--- Instructions for the task ---
Make an exact copy of the entries below.

Collection entries:
____
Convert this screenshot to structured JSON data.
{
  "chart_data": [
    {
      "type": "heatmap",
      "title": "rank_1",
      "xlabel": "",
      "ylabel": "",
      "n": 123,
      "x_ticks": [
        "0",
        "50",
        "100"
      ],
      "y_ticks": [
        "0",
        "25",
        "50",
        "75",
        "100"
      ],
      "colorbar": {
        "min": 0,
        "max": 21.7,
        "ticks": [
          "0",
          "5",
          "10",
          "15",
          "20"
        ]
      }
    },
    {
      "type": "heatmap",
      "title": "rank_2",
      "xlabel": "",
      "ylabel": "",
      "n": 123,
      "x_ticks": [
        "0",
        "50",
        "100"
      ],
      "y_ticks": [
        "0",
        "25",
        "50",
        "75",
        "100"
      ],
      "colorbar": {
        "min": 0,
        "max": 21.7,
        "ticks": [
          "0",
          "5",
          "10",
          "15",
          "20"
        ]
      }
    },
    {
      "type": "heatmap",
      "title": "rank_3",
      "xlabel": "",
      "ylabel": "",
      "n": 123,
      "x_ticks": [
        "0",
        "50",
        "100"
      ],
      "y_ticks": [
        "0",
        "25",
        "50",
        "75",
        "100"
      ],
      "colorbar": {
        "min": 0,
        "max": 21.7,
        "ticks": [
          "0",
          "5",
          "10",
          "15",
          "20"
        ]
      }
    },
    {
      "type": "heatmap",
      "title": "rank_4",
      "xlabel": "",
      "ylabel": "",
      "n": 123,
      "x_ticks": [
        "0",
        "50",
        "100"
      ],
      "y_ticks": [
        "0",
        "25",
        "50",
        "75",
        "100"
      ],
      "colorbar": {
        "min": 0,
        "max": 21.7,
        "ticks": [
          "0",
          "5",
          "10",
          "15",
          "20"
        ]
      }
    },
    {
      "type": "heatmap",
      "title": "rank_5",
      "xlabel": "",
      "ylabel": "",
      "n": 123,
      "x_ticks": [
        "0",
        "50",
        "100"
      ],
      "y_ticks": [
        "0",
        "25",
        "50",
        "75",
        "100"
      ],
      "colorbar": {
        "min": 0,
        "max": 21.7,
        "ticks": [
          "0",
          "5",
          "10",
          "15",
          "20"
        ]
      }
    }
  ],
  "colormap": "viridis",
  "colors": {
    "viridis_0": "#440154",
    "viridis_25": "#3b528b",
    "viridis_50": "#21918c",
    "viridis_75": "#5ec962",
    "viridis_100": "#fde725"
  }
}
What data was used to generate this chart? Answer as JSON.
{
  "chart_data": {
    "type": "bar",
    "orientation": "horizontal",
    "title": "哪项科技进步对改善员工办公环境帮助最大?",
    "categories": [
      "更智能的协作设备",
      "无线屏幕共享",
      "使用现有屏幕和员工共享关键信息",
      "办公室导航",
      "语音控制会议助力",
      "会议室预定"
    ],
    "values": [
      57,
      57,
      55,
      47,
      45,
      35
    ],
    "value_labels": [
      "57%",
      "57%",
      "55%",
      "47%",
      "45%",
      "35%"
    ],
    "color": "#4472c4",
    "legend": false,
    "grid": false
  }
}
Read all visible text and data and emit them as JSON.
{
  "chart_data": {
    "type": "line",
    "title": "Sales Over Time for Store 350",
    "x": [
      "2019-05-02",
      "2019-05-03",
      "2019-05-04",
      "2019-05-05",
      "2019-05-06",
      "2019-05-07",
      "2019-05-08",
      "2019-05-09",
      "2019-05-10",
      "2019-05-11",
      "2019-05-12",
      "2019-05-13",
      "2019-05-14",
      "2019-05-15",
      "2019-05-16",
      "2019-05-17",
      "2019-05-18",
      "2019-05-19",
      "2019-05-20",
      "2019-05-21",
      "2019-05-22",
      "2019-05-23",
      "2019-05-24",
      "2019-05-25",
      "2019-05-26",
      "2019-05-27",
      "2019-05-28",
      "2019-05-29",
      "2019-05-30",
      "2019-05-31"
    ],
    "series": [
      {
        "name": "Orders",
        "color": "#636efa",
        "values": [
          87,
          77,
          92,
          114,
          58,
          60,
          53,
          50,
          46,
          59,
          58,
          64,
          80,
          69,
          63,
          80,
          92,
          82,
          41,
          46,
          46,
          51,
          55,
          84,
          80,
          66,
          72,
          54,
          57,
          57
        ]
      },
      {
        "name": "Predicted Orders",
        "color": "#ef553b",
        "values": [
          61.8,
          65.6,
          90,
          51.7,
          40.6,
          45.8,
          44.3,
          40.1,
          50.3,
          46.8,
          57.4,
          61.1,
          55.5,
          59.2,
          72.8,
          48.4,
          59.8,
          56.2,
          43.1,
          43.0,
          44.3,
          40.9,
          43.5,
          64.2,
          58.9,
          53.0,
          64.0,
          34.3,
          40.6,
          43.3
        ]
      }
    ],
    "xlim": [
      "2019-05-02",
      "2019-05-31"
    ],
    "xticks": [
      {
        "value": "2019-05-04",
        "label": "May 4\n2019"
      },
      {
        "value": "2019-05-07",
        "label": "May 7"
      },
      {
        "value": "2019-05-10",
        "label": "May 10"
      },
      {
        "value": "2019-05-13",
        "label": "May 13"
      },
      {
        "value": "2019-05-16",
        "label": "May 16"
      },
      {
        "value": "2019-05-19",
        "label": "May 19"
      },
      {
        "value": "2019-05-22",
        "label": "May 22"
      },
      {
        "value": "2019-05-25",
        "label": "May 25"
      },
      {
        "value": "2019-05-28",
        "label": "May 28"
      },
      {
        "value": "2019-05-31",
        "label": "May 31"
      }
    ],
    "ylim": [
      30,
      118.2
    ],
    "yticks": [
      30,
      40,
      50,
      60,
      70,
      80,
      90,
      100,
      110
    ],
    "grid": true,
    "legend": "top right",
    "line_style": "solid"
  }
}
____
--- Solution for this problem ---
Convert this screenshot to structured JSON data.
{
  "chart_data": [
    {
      "type": "heatmap",
      "title": "rank_1",
      "xlabel": "",
      "ylabel": "",
      "n": 123,
      "x_ticks": [
        "0",
        "50",
        "100"
      ],
      "y_ticks": [
        "0",
        "25",
        "50",
        "75",
        "100"
      ],
      "colorbar": {
        "min": 0,
        "max": 21.7,
        "ticks": [
          "0",
          "5",
          "10",
          "15",
          "20"
        ]
      }
    },
    {
      "type": "heatmap",
      "title": "rank_2",
      "xlabel": "",
      "ylabel": "",
      "n": 123,
      "x_ticks": [
        "0",
        "50",
        "100"
      ],
      "y_ticks": [
        "0",
        "25",
        "50",
        "75",
        "100"
      ],
      "colorbar": {
        "min": 0,
        "max": 21.7,
        "ticks": [
          "0",
          "5",
          "10",
          "15",
          "20"
        ]
      }
    },
    {
      "type": "heatmap",
      "title": "rank_3",
      "xlabel": "",
      "ylabel": "",
      "n": 123,
      "x_ticks": [
        "0",
        "50",
        "100"
      ],
      "y_ticks": [
        "0",
        "25",
        "50",
        "75",
        "100"
      ],
      "colorbar": {
        "min": 0,
        "max": 21.7,
        "ticks": [
          "0",
          "5",
          "10",
          "15",
          "20"
        ]
      }
    },
    {
      "type": "heatmap",
      "title": "rank_4",
      "xlabel": "",
      "ylabel": "",
      "n": 123,
      "x_ticks": [
        "0",
        "50",
        "100"
      ],
      "y_ticks": [
        "0",
        "25",
        "50",
        "75",
        "100"
      ],
      "colorbar": {
        "min": 0,
        "max": 21.7,
        "ticks": [
          "0",
          "5",
          "10",
          "15",
          "20"
        ]
      }
    },
    {
      "type": "heatmap",
      "title": "rank_5",
      "xlabel": "",
      "ylabel": "",
      "n": 123,
      "x_ticks": [
        "0",
        "50",
        "100"
      ],
      "y_ticks": [
        "0",
        "25",
        "50",
        "75",
        "100"
      ],
      "colorbar": {
        "min": 0,
        "max": 21.7,
        "ticks": [
          "0",
          "5",
          "10",
          "15",
          "20"
        ]
      }
    }
  ],
  "colormap": "viridis",
  "colors": {
    "viridis_0": "#440154",
    "viridis_25": "#3b528b",
    "viridis_50": "#21918c",
    "viridis_75": "#5ec962",
    "viridis_100": "#fde725"
  }
}
What data was used to generate this chart? Answer as JSON.
{
  "chart_data": {
    "type": "bar",
    "orientation": "horizontal",
    "title": "哪项科技进步对改善员工办公环境帮助最大?",
    "categories": [
      "更智能的协作设备",
      "无线屏幕共享",
      "使用现有屏幕和员工共享关键信息",
      "办公室导航",
      "语音控制会议助力",
      "会议室预定"
    ],
    "values": [
      57,
      57,
      55,
      47,
      45,
      35
    ],
    "value_labels": [
      "57%",
      "57%",
      "55%",
      "47%",
      "45%",
      "35%"
    ],
    "color": "#4472c4",
    "legend": false,
    "grid": false
  }
}
Read all visible text and data and emit them as JSON.
{
  "chart_data": {
    "type": "line",
    "title": "Sales Over Time for Store 350",
    "x": [
      "2019-05-02",
      "2019-05-03",
      "2019-05-04",
      "2019-05-05",
      "2019-05-06",
      "2019-05-07",
      "2019-05-08",
      "2019-05-09",
      "2019-05-10",
      "2019-05-11",
      "2019-05-12",
      "2019-05-13",
      "2019-05-14",
      "2019-05-15",
      "2019-05-16",
      "2019-05-17",
      "2019-05-18",
      "2019-05-19",
      "2019-05-20",
      "2019-05-21",
      "2019-05-22",
      "2019-05-23",
      "2019-05-24",
      "2019-05-25",
      "2019-05-26",
      "2019-05-27",
      "2019-05-28",
      "2019-05-29",
      "2019-05-30",
      "2019-05-31"
    ],
    "series": [
      {
        "name": "Orders",
        "color": "#636efa",
        "values": [
          87,
          77,
          92,
          114,
          58,
          60,
          53,
          50,
          46,
          59,
          58,
          64,
          80,
          69,
          63,
          80,
          92,
          82,
          41,
          46,
          46,
          51,
          55,
          84,
          80,
          66,
          72,
          54,
          57,
          57
        ]
      },
      {
        "name": "Predicted Orders",
        "color": "#ef553b",
        "values": [
          61.8,
          65.6,
          90,
          51.7,
          40.6,
          45.8,
          44.3,
          40.1,
          50.3,
          46.8,
          57.4,
          61.1,
          55.5,
          59.2,
          72.8,
          48.4,
          59.8,
          56.2,
          43.1,
          43.0,
          44.3,
          40.9,
          43.5,
          64.2,
          58.9,
          53.0,
          64.0,
          34.3,
          40.6,
          43.3
        ]
      }
    ],
    "xlim": [
      "2019-05-02",
      "2019-05-31"
    ],
    "xticks": [
      {
        "value": "2019-05-04",
        "label": "May 4\n2019"
      },
      {
        "value": "2019-05-07",
        "label": "May 7"
      },
      {
        "value": "2019-05-10",
        "label": "May 10"
      },
      {
        "value": "2019-05-13",
        "label": "May 13"
      },
      {
        "value": "2019-05-16",
        "label": "May 16"
      },
      {
        "value": "2019-05-19",
        "label": "May 19"
      },
      {
        "value": "2019-05-22",
        "label": "May 22"
      },
      {
        "value": "2019-05-25",
        "label": "May 25"
      },
      {
        "value": "2019-05-28",
        "label": "May 28"
      },
      {
        "value": "2019-05-31",
        "label": "May 31"
      }
    ],
    "ylim": [
      30,
      118.2
    ],
    "yticks": [
      30,
      40,
      50,
      60,
      70,
      80,
      90,
      100,
      110
    ],
    "grid": true,
    "legend": "top right",
    "line_style": "solid"
  }
}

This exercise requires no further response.